— start of RECORDED DATA —

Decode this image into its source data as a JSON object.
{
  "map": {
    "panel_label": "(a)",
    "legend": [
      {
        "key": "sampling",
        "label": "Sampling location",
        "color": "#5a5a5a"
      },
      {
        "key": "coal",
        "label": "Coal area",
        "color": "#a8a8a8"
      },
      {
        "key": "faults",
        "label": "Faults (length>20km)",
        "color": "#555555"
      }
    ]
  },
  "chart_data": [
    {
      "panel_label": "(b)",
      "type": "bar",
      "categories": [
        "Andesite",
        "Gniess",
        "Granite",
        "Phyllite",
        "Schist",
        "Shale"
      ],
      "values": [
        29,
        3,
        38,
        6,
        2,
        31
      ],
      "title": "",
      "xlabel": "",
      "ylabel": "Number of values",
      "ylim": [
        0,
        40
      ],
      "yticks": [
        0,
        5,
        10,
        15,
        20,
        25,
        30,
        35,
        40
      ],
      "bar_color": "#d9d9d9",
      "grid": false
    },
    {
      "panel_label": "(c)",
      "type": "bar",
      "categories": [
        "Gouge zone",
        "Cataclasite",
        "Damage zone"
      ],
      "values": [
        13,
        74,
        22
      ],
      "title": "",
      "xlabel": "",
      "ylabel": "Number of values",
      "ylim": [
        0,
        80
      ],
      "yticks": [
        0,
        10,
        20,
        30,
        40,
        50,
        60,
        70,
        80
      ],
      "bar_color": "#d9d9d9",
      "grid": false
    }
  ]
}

— end of RECORDED DATA —

> **DIRECTION**
The records above are to be copied in full, exactly as written.

> **WORKED SOLUTION**
Decode this image into its source data as a JSON object.
{
  "map": {
    "panel_label": "(a)",
    "legend": [
      {
        "key": "sampling",
        "label": "Sampling location",
        "color": "#5a5a5a"
      },
      {
        "key": "coal",
        "label": "Coal area",
        "color": "#a8a8a8"
      },
      {
        "key": "faults",
        "label": "Faults (length>20km)",
        "color": "#555555"
      }
    ]
  },
  "chart_data": [
    {
      "panel_label": "(b)",
      "type": "bar",
      "categories": [
        "Andesite",
        "Gniess",
        "Granite",
        "Phyllite",
        "Schist",
        "Shale"
      ],
      "values": [
        29,
        3,
        38,
        6,
        2,
        31
      ],
      "title": "",
      "xlabel": "",
      "ylabel": "Number of values",
      "ylim": [
        0,
        40
      ],
      "yticks": [
        0,
        5,
        10,
        15,
        20,
        25,
        30,
        35,
        40
      ],
      "bar_color": "#d9d9d9",
      "grid": false
    },
    {
      "panel_label": "(c)",
      "type": "bar",
      "categories": [
        "Gouge zone",
        "Cataclasite",
        "Damage zone"
      ],
      "values": [
        13,
        74,
        22
      ],
      "title": "",
      "xlabel": "",
      "ylabel": "Number of values",
      "ylim": [
        0,
        80
      ],
      "yticks": [
        0,
        10,
        20,
        30,
        40,
        50,
        60,
        70,
        80
      ],
      "bar_color": "#d9d9d9",
      "grid": false
    }
  ]
}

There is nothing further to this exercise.